+++ EXCERPTED RECORDS

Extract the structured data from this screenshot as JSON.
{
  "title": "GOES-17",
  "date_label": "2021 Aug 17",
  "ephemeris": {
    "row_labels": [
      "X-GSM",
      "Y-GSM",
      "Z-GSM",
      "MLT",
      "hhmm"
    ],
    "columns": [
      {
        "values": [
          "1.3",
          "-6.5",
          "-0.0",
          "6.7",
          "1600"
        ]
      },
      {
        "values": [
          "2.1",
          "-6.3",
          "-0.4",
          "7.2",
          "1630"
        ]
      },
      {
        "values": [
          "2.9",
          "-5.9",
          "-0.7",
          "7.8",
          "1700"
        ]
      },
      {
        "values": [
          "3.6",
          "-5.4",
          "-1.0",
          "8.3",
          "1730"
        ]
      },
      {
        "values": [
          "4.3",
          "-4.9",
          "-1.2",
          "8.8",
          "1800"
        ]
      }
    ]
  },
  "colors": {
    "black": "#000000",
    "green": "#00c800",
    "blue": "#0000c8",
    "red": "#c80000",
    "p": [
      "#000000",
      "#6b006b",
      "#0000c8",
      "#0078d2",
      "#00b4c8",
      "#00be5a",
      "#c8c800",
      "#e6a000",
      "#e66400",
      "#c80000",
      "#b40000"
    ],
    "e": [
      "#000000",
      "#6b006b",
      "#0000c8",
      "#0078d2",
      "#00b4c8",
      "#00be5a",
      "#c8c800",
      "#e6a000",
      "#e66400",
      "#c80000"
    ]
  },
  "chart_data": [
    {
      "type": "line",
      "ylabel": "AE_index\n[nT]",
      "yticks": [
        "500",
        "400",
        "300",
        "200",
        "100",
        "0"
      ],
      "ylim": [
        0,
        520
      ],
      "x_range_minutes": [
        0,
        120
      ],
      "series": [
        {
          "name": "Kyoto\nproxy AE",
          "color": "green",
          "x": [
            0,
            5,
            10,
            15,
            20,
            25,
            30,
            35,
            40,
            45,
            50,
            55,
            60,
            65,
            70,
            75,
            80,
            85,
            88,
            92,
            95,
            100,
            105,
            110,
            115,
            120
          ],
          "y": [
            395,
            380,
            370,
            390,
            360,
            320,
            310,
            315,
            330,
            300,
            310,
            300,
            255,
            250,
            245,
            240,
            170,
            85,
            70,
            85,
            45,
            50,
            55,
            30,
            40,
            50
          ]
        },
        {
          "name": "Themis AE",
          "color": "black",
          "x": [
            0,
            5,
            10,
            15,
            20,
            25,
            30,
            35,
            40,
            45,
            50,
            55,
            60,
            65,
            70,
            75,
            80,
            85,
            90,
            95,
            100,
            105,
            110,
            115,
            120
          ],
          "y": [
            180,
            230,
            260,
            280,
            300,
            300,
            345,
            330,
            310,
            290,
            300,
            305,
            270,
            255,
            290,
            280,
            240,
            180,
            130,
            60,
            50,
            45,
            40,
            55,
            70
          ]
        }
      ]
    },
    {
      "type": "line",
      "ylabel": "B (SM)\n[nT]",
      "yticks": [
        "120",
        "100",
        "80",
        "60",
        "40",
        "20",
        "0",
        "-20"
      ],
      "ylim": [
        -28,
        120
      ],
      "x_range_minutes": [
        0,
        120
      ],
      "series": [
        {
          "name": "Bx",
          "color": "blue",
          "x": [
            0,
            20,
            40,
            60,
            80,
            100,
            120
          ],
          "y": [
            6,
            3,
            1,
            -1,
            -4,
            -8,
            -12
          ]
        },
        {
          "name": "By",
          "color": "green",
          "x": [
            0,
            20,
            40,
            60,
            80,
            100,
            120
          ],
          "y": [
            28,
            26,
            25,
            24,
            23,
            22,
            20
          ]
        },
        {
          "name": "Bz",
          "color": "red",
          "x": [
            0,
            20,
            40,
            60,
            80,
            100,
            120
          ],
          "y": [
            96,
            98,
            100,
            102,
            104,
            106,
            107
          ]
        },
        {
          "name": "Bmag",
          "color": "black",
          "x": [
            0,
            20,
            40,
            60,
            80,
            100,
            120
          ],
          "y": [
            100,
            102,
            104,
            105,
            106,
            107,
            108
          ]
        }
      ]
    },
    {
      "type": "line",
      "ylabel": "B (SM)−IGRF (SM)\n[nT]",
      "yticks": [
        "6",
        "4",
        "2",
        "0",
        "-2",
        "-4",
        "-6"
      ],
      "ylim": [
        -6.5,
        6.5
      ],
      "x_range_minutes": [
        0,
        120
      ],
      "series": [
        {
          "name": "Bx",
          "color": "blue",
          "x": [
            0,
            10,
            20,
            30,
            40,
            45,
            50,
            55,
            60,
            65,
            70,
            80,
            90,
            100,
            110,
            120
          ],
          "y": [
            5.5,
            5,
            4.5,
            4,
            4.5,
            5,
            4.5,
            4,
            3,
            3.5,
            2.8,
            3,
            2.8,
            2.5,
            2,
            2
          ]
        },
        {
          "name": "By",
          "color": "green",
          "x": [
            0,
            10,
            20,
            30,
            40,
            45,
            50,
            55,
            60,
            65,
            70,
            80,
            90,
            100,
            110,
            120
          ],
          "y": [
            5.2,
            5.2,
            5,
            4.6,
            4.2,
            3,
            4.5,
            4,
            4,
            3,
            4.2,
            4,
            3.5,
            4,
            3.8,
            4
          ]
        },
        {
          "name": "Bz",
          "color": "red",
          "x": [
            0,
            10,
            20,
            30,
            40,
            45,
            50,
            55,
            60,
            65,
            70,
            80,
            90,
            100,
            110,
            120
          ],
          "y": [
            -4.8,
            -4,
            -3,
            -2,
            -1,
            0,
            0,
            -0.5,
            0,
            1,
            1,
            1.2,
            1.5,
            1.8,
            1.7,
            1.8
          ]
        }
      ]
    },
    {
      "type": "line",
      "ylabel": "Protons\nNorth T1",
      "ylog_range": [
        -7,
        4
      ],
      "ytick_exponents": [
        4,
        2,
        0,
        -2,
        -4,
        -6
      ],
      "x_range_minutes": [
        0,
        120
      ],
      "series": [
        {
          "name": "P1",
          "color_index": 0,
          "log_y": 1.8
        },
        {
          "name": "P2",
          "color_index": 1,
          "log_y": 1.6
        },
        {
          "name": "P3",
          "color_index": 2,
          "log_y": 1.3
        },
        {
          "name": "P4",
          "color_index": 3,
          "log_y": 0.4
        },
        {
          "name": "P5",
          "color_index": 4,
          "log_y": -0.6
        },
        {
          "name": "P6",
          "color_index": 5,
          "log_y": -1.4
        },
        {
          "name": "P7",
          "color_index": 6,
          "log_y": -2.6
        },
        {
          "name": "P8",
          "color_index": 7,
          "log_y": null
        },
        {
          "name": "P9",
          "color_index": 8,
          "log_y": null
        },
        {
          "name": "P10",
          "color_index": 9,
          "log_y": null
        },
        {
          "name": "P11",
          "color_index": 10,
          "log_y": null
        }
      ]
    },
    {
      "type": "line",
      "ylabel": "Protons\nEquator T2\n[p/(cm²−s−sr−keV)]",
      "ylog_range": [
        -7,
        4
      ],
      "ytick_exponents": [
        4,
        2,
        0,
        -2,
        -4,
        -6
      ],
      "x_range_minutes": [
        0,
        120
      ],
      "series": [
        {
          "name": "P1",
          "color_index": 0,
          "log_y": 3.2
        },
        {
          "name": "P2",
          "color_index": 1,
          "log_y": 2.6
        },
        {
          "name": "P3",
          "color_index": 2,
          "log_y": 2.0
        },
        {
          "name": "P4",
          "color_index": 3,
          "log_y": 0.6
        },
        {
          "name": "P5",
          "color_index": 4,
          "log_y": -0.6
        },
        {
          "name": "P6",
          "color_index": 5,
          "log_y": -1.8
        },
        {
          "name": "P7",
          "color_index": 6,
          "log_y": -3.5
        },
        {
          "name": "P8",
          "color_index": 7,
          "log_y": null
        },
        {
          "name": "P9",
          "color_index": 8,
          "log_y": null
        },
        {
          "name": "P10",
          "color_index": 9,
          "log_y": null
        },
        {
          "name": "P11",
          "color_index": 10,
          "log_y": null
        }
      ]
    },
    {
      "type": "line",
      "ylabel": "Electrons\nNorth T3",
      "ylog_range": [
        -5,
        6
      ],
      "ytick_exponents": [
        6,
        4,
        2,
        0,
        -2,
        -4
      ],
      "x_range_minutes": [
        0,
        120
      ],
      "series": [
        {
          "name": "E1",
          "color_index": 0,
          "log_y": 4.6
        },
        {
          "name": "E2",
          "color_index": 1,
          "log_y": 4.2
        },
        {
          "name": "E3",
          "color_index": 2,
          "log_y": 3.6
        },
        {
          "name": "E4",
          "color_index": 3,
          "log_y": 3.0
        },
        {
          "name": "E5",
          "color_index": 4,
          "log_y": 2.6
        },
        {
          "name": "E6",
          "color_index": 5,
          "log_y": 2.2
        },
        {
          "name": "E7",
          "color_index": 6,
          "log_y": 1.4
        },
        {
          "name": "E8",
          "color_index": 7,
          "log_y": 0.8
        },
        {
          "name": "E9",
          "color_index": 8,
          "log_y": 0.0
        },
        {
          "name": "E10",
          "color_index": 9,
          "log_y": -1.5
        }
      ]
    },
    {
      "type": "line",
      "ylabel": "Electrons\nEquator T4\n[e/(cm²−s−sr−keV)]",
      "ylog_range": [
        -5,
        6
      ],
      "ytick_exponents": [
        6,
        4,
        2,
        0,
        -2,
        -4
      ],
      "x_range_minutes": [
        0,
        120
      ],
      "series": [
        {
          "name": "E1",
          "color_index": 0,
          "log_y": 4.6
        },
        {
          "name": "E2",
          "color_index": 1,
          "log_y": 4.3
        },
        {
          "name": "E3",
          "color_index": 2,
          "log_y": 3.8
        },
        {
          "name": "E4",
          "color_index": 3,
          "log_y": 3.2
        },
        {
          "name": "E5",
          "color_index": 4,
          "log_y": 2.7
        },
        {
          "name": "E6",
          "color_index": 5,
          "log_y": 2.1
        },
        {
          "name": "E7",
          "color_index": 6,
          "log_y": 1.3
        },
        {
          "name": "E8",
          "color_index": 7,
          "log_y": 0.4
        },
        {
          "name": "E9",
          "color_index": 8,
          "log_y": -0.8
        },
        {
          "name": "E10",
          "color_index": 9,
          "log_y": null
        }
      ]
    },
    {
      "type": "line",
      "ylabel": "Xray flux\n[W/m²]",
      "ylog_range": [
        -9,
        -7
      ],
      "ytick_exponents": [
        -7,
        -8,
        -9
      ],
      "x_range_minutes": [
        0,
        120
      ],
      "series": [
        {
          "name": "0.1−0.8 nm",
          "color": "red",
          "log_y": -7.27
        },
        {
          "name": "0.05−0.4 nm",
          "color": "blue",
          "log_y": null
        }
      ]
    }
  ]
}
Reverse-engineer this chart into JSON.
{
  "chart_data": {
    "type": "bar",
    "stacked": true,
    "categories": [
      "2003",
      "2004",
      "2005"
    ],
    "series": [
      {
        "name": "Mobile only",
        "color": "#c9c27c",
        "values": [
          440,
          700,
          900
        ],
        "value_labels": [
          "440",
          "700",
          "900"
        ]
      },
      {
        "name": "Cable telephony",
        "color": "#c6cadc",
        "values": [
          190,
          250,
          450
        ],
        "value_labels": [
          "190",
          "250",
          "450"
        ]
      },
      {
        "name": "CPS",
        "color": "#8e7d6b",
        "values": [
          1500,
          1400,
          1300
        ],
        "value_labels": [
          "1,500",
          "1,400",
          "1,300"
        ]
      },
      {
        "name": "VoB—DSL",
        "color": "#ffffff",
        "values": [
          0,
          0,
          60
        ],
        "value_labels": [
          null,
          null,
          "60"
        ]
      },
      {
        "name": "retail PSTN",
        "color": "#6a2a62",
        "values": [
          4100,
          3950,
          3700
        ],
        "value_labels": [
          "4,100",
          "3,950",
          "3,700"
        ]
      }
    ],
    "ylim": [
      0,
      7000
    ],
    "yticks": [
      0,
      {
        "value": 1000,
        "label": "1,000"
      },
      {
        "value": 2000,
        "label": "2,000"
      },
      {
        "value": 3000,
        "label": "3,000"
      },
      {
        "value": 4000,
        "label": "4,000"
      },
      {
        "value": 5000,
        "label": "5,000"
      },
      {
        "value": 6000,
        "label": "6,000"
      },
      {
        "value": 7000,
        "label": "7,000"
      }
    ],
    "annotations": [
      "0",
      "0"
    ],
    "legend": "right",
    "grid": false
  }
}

++++++

Copy every line of the entries above in which "this" occurs.

Extract the structured data from this screenshot as JSON.
Reverse-engineer this chart into JSON.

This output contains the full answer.